SOURCE TEXT:
☆ ☆ ☆

Firstly let me say how I decide to watch new TV programmes, there are three main criteria I have for it, two of the three have to be met in order for me to watch said new show. Firstly, the synopsis, it has to intrigue me. Secondly, the trailer, it has to hype me up in some way. Thirdly, the actors/writers, if you have done something I have liked before, I will more than likely give it a shot. Also I will watch new shows for a whole season, I know most people watch a few and decide, but I think a whole season is a good benchmark as to know whether or not to carry on watching into the second season (if they get one).
What follows are my 5 favourite shows which I loved last season, and 5 of the shows which I hated watching last season.
The show had a following already, people who liked/loved the movies. I had watched Psycho, and knew bits and pieces about it, during the time the show came out, Hitchcock came out in the cinema over here, and it reminded me that I quite dug the movie, so I decided to give the TV show reboot a go. The show was brought into modern day, yet it still had that old school feel to it, just from the general mise en scene about it, so much so that it was a little jarring at times when modern day devices were used by the characters. But the basic premise of the film was there, the mother/son relationship between Norman and Norma. A mother who uses guilt in order to keep her son in line, and a son who just wants to have a connection with a girl who isn’t his mother. The show also brought into the mythology the fact that the town that they move to isn’t just a town, but there is something else seedy and underhanded about it, it added that little bit more intrigue to it. But ultimately it is the relationship between the “protagonists” which drives the show, and something which the actors and the writers have hit the nail on the head with
I hadn’t heard anything about the show previously, and only really started watching it because it was paired with Doctor Who, after the pilot I wasn’t hooked, but I was intrigued to say the least, but as the episode went on, I just found myself more absorbed into the protagonist’s world, and before I knew it, it was weekly viewing for me. The actress in the show got better and better as the show went on. The show being about clones meant she had to take on many different characters, but then she started acting as characters who were acting as other characters, and you could still know and see who she was. The show really made you feel paranoid about who to trust, which put you in the shoes of the protagonist, and made you question everyone who wasn’t her.

☆ ☆ ☆

[Records from a data collection]

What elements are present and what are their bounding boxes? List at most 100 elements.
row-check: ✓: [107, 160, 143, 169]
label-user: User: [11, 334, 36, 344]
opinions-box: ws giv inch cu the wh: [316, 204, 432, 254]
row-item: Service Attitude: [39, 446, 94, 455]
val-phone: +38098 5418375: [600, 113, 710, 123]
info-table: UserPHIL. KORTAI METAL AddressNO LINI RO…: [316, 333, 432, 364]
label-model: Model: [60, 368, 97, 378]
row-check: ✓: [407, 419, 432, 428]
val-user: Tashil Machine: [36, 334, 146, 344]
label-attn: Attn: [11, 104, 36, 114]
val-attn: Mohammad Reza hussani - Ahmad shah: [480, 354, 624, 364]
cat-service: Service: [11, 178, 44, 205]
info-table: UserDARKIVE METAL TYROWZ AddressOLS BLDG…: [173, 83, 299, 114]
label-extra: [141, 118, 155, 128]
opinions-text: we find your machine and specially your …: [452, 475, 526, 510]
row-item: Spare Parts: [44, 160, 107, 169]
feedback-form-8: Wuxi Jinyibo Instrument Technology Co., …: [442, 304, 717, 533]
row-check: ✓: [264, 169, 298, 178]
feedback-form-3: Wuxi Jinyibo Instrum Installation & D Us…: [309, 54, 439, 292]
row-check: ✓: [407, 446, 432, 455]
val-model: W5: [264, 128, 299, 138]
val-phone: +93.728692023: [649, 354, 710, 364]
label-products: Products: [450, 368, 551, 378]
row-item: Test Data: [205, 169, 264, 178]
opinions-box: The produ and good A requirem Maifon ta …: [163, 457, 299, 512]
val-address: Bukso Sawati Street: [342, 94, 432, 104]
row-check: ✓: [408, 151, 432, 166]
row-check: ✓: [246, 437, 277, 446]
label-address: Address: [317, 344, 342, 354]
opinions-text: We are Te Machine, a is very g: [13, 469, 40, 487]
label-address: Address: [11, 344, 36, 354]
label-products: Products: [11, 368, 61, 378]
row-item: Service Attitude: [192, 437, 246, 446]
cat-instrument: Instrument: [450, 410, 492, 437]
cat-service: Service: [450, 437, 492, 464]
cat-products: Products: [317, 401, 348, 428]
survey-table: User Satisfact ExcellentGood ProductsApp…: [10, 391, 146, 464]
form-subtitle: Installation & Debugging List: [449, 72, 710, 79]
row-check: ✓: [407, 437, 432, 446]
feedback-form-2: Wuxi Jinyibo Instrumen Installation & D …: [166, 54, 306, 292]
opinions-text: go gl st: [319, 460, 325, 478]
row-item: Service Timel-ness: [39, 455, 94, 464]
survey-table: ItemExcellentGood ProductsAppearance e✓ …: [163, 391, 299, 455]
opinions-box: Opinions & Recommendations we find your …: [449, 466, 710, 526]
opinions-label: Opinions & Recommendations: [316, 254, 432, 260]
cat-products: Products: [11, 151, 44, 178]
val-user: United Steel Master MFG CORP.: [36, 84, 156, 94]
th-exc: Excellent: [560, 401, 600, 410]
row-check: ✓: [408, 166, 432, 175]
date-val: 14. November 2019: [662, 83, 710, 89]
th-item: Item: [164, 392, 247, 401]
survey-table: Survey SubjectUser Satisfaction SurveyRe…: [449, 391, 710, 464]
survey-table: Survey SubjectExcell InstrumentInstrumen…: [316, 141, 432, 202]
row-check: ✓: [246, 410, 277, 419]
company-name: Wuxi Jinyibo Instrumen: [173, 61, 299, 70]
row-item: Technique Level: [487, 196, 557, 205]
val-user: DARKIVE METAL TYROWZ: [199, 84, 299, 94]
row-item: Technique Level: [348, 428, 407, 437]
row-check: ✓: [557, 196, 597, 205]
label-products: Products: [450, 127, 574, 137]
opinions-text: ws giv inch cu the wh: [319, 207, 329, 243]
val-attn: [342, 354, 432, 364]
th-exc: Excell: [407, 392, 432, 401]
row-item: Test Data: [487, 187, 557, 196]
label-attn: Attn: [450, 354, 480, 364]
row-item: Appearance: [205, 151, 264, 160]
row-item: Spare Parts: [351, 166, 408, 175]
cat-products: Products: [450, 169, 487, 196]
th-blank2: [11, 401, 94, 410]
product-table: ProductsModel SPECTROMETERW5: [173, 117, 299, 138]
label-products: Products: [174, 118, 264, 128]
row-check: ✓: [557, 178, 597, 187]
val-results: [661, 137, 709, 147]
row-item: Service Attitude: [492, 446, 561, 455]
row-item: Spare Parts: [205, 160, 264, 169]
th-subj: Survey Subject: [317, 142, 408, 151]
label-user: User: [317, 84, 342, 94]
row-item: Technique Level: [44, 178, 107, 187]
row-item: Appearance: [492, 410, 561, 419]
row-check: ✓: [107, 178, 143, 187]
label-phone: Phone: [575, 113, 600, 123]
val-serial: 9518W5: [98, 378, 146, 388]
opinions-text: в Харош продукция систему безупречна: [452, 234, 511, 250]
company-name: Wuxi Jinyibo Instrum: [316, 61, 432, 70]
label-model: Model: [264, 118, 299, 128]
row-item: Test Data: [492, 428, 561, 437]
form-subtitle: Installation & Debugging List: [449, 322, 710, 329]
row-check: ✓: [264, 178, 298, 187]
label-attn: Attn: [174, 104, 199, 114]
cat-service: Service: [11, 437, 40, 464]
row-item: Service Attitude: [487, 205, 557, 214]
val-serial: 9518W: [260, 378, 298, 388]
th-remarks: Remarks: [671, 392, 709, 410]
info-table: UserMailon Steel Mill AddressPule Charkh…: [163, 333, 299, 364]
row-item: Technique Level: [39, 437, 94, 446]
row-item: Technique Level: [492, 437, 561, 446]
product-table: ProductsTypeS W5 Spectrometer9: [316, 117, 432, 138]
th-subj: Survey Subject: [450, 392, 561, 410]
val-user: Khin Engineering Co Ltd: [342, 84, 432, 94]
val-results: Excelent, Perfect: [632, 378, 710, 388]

☆ ☆ ☆

PROBLEMS:
- A) Retype the post about TV shows, from "Firstly let me" down to "watching last season.".
- B) In the post about TV shows, why does the writer keep watching a new show for a whole season instead of deciding after a few episodes?
- C) Write what comes next in the post about TV shows, picking up after its last sentence.

TASK ANSWERS:
- A)
Firstly let me say how I decide to watch new TV programmes, there are three main criteria I have for it, two of the three have to be met in order for me to watch said new show. Firstly, the synopsis, it has to intrigue me. Secondly, the trailer, it has to hype me up in some way. Thirdly, the actors/writers, if you have done something I have liked before, I will more than likely give it a shot. Also I will watch new shows for a whole season, I know most people watch a few and decide, but I think a whole season is a good benchmark as to know whether or not to carry on watching into the second season (if they get one).
What follows are my 5 favourite shows which I loved last season, and 5 of the shows which I hated watching last season.

- B) The writer sees a whole season as a good benchmark. It shows whether or not to carry on watching into the second season, if the show gets one.

- C)
The thing about the Americans, is that it made you feel sympathetic towards “the enemy”. Set during the Cold War period of the 1980s, we follow two “sleeper agents” in America. What I liked about it, was that it was an espionage drama, but at its heart, it was about the two leads starting to fall in love with each other. It was strange, they had been paired all this time, but had only been people living together, living a lie, but as the show went on, we could see a change in them, and the role reversal of the leads, with the man being the more empathic one, and the woman being the hard working emotionless one. The thing about the Americans and Bates Motel, is that we already know what happened, but watching these shows with hindsight, it’s always good to see a different take on it, or show what motivates this characters into what will eventually happen.
Gotta say, the pilot for this show wasn’t very good, but as it went on, the show found it’s voice. It’s basically a show about human interaction, and shows how we take the little things for granted. From the point of view of Aliens, who point out how we can trivialise the most basic of things. The show started to really find its voice as it went on, and in my eyes became the sleeper hit of last year. It was a show which most people thought would be cancelled fairly early, but it didn’t, not only did it make all the way past mid season, but it finished its run and even got a second season. Something else which I liked about the show, was that it didn’t feel “Hollywood” in a sense, the actors were just normal looking people, and not like something straight off the beach in LA. They were normal looking people who were relatable, something which I think is missing from most shows these days.
The show reminded me of a French Canadian film called Starbuck, which I really enjoyed, being that the show is Canadian made, the writer has said that he had the idea for it before the film came out. Either way, this was my show which I could switch off my brain, and just enjoy. It wasn’t the best of comedies, but the basic premise of family being who you make it is a sweet one. It also did a great job of juggling so many characters, as well as so many different storylines in half hour episodes week after week.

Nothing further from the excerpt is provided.